WHAT THE TASK REQUIRES:
Copy each line in the data that includes the word "type".

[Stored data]
+++++
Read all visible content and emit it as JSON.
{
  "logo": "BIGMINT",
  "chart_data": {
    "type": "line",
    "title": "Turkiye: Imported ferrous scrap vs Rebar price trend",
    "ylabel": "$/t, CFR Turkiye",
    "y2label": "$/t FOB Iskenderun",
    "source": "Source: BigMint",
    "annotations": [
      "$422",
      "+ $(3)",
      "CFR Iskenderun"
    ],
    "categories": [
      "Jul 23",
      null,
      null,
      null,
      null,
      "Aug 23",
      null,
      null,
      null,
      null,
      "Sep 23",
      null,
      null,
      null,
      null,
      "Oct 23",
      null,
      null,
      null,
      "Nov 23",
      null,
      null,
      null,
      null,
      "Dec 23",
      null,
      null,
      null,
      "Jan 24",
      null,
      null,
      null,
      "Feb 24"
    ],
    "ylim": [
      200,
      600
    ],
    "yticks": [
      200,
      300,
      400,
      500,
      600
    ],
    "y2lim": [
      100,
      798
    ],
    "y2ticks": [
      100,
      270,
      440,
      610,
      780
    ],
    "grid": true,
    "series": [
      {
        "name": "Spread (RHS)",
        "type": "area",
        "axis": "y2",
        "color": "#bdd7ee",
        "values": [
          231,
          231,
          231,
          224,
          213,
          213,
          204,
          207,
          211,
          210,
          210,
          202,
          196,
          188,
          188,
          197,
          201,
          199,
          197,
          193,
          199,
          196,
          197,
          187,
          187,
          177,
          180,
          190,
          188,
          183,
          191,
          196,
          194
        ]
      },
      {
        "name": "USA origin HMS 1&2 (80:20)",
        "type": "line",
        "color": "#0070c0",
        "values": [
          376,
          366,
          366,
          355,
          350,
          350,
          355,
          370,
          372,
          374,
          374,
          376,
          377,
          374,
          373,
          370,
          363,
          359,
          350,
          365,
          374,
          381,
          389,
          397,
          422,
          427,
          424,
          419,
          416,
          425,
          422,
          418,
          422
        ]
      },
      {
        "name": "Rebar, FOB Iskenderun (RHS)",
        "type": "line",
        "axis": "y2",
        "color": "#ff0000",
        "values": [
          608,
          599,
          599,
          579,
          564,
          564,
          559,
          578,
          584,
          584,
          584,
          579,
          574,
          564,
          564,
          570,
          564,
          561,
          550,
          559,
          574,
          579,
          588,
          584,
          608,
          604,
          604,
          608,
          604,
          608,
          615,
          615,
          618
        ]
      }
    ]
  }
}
+++++
OUTPUT BELOW:
    "type": "line",
        "type": "area",
        "type": "line",
        "type": "line",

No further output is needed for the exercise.